Records excerpted from a collection

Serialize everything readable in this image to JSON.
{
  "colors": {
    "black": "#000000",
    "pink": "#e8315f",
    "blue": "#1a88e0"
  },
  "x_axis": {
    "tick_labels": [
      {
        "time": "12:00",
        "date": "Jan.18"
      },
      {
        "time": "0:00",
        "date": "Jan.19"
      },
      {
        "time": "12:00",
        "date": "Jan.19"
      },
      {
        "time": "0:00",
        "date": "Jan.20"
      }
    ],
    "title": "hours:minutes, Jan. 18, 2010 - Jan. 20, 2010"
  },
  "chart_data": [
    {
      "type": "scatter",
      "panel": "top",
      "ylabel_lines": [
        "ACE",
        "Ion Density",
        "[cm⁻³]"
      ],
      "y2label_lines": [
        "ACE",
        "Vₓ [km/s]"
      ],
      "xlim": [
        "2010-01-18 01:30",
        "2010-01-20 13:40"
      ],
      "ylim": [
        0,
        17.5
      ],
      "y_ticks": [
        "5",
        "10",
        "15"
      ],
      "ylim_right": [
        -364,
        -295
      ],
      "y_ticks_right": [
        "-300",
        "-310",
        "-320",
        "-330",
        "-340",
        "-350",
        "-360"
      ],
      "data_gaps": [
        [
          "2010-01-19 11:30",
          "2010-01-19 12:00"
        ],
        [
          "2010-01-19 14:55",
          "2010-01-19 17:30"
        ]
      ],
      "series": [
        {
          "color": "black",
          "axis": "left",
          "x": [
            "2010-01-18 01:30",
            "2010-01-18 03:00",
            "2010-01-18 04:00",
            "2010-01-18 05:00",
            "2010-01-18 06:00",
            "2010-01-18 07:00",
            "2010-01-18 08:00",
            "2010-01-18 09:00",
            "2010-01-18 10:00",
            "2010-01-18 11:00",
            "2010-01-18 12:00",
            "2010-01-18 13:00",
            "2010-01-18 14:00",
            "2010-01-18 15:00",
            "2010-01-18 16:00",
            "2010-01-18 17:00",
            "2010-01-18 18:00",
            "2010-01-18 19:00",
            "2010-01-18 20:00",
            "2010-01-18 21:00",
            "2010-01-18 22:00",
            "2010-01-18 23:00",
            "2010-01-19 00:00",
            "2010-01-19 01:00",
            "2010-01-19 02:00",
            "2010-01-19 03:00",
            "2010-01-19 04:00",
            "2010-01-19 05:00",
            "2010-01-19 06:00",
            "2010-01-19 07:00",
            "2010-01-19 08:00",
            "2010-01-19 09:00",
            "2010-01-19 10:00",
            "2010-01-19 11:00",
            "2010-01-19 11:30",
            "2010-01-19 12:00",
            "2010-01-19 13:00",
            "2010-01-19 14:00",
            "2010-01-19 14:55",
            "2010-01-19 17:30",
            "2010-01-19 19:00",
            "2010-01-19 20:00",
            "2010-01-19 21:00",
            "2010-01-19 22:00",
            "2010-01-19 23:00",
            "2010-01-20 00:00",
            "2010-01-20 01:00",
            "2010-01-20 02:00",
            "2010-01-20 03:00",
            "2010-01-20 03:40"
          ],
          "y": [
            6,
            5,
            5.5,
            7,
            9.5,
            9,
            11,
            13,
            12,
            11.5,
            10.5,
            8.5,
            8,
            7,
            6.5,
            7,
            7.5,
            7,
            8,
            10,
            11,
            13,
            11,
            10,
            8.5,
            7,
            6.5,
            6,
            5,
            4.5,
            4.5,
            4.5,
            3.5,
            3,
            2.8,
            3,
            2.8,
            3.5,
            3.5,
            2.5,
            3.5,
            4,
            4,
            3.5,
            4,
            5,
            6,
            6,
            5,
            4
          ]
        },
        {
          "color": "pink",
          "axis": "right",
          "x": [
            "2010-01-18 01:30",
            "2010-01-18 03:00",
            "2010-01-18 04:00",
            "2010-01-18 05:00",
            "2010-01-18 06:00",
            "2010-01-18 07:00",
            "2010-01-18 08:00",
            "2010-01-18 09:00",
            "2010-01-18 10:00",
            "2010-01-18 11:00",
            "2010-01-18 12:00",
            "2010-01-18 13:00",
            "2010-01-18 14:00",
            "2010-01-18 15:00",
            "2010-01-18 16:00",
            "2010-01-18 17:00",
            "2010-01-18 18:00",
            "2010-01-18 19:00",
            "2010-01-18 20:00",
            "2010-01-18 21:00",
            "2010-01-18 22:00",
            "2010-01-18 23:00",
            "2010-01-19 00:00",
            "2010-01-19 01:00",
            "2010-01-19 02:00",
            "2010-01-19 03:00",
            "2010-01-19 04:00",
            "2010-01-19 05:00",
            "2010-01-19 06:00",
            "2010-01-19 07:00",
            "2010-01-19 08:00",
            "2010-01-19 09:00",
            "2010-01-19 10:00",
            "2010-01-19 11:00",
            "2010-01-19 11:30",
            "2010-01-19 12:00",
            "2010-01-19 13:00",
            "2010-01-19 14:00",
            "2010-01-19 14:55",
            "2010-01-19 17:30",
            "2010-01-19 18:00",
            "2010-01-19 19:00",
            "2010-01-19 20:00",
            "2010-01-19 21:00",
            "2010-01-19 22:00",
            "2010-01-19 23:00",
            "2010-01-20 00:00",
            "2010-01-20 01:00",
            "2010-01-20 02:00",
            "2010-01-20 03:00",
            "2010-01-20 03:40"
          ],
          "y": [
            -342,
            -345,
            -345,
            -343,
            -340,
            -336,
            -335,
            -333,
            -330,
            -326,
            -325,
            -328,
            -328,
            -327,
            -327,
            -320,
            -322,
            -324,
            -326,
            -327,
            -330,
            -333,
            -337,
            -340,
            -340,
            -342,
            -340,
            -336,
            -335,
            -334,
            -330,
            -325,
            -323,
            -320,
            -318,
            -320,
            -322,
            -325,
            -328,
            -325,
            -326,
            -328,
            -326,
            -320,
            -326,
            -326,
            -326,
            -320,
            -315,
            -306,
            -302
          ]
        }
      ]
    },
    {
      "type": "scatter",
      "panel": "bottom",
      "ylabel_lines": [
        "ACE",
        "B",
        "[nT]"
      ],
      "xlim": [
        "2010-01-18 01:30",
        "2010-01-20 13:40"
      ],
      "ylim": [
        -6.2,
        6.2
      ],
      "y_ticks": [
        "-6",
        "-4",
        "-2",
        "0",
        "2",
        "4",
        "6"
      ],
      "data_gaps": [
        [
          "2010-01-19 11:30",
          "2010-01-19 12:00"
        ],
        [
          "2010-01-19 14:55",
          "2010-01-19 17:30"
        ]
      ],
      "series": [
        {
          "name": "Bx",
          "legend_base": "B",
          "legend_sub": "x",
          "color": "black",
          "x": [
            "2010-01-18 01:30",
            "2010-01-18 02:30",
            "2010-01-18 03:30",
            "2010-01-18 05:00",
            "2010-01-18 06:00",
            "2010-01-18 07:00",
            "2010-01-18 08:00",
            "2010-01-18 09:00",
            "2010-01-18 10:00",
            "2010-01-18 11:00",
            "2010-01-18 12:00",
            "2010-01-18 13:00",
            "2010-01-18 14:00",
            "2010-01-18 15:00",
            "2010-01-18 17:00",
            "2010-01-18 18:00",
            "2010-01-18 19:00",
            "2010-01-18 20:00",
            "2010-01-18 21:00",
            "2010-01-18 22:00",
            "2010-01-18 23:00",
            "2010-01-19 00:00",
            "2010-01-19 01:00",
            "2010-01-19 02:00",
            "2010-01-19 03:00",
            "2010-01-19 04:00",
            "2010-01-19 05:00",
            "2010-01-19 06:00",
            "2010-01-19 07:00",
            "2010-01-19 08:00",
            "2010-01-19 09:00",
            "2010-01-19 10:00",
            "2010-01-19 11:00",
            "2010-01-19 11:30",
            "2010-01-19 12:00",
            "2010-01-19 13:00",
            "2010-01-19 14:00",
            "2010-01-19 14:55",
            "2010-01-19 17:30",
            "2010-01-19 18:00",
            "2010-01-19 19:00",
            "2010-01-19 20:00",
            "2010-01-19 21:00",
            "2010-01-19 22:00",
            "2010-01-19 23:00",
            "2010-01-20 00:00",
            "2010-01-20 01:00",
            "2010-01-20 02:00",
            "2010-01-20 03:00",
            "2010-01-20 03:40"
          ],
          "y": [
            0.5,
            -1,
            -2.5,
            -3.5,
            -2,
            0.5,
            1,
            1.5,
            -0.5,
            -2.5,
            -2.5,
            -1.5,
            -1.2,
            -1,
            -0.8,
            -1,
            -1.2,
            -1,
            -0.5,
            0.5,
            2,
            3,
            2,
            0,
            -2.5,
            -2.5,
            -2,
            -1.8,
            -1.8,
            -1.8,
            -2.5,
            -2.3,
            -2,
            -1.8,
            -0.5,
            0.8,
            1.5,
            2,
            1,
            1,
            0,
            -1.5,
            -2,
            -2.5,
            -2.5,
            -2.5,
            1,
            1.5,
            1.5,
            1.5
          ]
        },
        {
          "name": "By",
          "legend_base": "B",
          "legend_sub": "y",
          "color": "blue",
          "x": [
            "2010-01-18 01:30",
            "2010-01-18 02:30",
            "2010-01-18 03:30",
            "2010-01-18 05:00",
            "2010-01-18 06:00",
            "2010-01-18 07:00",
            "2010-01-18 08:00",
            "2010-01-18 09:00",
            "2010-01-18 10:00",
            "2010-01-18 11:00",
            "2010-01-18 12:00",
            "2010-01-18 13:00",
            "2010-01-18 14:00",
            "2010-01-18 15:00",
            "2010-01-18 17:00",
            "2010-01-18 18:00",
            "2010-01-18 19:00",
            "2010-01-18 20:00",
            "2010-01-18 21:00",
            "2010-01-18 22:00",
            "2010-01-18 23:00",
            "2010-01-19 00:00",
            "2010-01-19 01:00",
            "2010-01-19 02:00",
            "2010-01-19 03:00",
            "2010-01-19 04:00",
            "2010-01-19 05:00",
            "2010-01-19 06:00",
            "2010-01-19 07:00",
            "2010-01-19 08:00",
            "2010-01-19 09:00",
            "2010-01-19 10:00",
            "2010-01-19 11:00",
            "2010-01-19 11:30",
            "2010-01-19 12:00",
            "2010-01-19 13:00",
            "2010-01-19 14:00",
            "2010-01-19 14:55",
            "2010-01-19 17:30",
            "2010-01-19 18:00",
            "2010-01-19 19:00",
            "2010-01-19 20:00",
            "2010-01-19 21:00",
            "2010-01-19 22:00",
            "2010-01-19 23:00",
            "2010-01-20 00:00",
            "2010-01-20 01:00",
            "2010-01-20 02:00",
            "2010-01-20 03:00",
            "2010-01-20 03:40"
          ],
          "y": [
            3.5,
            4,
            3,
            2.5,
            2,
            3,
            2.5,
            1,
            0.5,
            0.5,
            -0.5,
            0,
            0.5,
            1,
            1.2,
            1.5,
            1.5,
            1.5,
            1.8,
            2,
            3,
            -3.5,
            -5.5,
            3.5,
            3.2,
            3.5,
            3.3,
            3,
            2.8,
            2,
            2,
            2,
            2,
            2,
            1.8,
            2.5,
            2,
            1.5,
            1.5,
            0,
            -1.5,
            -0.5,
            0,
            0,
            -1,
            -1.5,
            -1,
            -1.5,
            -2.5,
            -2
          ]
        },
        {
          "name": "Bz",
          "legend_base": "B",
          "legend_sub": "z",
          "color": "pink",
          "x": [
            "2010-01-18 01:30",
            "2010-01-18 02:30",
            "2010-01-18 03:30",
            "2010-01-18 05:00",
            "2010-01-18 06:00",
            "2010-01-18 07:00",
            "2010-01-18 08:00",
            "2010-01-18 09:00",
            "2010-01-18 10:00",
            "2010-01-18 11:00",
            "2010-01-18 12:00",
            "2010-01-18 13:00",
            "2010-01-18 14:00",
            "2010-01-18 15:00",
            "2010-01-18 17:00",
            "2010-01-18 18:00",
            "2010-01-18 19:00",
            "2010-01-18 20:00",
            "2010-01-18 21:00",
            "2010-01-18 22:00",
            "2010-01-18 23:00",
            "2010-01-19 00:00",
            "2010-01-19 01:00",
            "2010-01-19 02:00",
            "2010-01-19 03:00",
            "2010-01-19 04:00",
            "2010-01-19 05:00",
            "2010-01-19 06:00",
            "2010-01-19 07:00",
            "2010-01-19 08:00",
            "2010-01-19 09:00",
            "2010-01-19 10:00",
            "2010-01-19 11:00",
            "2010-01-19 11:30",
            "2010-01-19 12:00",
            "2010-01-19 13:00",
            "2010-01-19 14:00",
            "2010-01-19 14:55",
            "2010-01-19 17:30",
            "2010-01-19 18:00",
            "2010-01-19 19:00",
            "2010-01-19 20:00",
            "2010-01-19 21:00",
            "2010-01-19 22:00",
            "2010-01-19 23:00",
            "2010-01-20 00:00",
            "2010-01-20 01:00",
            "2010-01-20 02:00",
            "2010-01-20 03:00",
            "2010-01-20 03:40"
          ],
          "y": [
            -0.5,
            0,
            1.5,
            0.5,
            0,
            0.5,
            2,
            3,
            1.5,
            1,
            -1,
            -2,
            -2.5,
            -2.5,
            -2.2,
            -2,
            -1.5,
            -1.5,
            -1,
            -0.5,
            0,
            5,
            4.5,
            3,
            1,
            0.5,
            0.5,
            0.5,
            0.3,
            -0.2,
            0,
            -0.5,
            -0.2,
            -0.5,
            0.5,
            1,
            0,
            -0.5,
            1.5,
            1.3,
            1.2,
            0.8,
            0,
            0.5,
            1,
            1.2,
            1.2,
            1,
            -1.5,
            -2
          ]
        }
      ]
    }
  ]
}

### [REQUIRED TASK]
Gather from the records above every line containing the string "date".

### [COMPLETE OUTPUT]
        "date": "Jan.18"
        "date": "Jan.19"
        "date": "Jan.19"
        "date": "Jan.20"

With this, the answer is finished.